====== Task input ======

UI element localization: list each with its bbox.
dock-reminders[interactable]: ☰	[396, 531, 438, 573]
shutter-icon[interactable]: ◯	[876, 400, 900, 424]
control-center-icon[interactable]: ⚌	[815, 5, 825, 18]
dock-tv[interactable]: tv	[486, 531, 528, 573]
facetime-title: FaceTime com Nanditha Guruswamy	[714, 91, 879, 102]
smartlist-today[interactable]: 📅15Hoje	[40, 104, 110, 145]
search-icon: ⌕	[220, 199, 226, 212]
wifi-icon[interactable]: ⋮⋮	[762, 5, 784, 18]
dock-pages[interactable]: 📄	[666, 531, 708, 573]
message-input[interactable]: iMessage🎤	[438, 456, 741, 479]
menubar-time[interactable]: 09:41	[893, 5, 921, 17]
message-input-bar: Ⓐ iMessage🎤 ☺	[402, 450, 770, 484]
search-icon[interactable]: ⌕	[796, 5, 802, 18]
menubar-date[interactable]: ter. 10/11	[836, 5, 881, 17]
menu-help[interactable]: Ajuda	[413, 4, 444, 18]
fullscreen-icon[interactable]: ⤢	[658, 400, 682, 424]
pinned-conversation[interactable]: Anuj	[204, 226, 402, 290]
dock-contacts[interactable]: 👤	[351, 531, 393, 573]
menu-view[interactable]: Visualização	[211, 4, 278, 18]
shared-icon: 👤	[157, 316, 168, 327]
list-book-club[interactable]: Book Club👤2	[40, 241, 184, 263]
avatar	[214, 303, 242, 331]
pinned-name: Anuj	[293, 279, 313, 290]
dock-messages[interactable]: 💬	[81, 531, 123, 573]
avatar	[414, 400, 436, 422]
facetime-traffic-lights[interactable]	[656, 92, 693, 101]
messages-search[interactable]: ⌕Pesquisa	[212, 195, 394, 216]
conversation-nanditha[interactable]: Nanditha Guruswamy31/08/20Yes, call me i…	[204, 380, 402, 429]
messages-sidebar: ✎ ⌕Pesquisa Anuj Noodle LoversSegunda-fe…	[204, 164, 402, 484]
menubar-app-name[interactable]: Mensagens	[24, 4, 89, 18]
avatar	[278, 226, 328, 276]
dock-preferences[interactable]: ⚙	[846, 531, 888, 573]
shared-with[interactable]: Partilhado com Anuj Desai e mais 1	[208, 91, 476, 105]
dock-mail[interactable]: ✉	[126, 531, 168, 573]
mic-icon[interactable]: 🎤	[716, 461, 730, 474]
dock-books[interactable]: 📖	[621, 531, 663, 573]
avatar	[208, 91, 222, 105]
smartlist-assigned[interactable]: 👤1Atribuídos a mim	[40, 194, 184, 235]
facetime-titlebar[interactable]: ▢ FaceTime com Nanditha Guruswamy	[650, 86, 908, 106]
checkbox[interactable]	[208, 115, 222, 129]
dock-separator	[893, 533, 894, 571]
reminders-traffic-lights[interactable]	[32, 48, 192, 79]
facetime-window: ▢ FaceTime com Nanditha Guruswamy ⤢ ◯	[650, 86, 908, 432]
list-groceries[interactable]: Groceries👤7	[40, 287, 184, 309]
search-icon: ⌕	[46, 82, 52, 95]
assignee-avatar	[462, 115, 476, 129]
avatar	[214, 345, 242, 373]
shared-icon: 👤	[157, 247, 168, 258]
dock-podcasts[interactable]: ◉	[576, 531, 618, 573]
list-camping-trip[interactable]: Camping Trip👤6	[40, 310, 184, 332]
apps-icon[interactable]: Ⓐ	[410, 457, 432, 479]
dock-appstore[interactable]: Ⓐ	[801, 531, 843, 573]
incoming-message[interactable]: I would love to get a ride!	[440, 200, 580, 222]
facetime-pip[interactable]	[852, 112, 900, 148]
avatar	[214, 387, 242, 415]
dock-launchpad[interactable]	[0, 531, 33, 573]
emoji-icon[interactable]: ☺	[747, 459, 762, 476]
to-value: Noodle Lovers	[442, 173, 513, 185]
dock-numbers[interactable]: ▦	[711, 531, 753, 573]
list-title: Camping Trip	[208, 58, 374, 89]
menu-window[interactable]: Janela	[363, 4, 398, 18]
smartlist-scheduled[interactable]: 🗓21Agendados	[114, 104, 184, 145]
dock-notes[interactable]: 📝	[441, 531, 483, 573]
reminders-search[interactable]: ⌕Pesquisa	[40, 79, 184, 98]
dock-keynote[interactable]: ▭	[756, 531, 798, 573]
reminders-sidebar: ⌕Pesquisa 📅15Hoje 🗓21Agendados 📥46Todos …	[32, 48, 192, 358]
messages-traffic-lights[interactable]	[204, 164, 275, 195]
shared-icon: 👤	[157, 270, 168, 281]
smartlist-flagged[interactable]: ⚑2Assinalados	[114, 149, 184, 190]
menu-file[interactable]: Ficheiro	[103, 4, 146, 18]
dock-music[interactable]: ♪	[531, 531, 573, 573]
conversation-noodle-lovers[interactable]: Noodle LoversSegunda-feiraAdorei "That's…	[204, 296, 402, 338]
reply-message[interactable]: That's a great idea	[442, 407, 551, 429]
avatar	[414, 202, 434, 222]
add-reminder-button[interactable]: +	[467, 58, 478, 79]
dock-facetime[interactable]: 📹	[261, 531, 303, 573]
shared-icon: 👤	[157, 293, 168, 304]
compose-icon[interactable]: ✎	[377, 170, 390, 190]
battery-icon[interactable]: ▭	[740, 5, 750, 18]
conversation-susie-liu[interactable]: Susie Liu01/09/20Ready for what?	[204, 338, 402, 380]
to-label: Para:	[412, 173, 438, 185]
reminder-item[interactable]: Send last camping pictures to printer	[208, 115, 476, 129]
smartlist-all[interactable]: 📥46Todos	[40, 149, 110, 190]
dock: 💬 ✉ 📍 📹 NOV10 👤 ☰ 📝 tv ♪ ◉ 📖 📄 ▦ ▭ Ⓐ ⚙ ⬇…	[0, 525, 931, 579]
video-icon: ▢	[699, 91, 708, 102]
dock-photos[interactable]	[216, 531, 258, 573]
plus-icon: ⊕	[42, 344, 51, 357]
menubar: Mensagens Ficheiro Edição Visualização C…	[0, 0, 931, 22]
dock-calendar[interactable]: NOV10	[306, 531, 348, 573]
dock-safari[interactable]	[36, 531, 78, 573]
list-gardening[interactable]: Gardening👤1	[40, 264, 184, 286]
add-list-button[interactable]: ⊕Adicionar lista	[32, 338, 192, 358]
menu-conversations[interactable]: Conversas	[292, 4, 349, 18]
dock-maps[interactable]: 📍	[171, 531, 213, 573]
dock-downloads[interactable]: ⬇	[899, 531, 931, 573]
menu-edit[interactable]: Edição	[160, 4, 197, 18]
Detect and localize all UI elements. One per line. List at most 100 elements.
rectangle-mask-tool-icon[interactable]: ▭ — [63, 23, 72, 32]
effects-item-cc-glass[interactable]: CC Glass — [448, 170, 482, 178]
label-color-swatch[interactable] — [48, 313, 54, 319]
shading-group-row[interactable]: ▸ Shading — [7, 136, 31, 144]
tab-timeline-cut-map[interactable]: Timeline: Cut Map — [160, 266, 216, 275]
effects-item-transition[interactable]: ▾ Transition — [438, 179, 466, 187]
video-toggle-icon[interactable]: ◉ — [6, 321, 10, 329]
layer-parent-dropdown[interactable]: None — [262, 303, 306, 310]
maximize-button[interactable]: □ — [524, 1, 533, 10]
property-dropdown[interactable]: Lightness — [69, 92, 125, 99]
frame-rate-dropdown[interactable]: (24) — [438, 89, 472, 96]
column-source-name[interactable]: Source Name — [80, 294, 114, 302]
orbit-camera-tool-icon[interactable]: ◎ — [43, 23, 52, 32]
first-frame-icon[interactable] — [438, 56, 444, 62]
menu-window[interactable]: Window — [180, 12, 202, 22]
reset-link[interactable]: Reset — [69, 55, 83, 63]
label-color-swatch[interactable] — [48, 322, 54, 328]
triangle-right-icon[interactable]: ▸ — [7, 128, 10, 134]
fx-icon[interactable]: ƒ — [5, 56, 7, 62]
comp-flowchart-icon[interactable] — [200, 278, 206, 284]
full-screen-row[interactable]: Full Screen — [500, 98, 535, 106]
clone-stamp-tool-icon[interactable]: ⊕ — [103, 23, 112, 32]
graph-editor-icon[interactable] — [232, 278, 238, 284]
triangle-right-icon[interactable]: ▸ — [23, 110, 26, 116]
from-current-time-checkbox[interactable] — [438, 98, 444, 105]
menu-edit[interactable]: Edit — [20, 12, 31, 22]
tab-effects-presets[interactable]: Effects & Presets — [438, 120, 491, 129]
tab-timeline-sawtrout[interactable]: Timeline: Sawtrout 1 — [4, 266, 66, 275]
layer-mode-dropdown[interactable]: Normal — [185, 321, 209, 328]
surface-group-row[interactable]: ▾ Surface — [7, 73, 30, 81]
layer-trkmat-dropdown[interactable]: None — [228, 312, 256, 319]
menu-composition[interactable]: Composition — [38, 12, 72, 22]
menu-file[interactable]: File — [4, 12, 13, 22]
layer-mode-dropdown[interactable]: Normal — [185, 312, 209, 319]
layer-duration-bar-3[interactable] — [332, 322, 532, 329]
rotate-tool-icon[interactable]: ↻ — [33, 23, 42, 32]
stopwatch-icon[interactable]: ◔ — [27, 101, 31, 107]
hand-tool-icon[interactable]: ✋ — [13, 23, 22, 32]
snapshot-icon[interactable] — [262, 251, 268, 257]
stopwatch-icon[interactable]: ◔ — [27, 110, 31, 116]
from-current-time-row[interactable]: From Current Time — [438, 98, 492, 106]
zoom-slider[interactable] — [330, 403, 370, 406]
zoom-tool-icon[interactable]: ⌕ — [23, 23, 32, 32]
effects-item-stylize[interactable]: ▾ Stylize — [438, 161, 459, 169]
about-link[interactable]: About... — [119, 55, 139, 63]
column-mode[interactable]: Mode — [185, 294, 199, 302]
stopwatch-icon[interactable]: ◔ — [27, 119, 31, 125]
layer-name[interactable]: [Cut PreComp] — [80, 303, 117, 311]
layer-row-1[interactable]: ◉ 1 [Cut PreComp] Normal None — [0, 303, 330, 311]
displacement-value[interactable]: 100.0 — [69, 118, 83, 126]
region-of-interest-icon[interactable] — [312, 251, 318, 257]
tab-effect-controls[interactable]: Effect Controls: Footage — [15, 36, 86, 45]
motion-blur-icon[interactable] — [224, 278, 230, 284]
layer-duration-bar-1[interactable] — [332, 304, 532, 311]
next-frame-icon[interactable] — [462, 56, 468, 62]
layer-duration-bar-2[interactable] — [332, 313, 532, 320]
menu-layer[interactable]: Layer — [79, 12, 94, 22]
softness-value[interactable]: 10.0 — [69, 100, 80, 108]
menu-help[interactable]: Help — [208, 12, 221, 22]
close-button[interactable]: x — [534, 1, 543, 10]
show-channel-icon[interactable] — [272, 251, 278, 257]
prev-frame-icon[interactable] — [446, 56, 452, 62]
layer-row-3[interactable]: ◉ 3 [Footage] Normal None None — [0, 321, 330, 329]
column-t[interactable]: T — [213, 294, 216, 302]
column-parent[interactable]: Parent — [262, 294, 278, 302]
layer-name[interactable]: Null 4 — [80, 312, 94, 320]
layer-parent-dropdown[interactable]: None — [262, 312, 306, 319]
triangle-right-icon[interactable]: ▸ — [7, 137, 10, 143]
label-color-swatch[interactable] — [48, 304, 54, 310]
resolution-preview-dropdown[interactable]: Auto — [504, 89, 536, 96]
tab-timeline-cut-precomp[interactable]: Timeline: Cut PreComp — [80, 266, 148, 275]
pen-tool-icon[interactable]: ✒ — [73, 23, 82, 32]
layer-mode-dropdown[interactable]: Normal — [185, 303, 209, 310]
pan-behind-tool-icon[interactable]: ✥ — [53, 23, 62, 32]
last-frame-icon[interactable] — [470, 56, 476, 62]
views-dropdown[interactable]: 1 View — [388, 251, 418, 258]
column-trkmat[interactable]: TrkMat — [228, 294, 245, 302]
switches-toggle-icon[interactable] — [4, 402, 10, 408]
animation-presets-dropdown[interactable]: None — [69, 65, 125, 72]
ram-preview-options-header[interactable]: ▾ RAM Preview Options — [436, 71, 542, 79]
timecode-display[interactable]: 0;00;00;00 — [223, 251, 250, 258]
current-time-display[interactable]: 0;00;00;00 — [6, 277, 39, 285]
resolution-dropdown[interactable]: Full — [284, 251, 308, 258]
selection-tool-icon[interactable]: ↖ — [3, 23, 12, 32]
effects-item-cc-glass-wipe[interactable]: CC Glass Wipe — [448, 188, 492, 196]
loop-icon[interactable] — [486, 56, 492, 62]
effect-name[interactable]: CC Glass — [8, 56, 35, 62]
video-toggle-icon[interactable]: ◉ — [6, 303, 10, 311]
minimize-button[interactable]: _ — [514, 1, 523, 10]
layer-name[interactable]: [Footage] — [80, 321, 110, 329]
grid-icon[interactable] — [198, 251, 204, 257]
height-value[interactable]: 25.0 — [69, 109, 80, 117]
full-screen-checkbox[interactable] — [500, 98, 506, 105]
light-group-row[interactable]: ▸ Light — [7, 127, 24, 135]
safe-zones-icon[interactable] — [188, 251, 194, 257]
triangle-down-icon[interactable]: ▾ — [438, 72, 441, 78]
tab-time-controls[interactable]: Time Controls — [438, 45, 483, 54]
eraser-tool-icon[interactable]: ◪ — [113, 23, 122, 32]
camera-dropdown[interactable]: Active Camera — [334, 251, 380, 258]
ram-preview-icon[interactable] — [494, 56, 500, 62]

======

◆ **Work to complete**
Can you write out the material verbatim, starting at its first line and going on through the line containing "5, 802, 18]", with both of those lines included?

◆ **Solution to this problem**
UI element localization: list each with its bbox.
dock-reminders[interactable]: ☰	[396, 531, 438, 573]
shutter-icon[interactable]: ◯	[876, 400, 900, 424]
control-center-icon[interactable]: ⚌	[815, 5, 825, 18]
dock-tv[interactable]: tv	[486, 531, 528, 573]
facetime-title: FaceTime com Nanditha Guruswamy	[714, 91, 879, 102]
smartlist-today[interactable]: 📅15Hoje	[40, 104, 110, 145]
search-icon: ⌕	[220, 199, 226, 212]
wifi-icon[interactable]: ⋮⋮	[762, 5, 784, 18]
dock-pages[interactable]: 📄	[666, 531, 708, 573]
message-input[interactable]: iMessage🎤	[438, 456, 741, 479]
menubar-time[interactable]: 09:41	[893, 5, 921, 17]
message-input-bar: Ⓐ iMessage🎤 ☺	[402, 450, 770, 484]
search-icon[interactable]: ⌕	[796, 5, 802, 18]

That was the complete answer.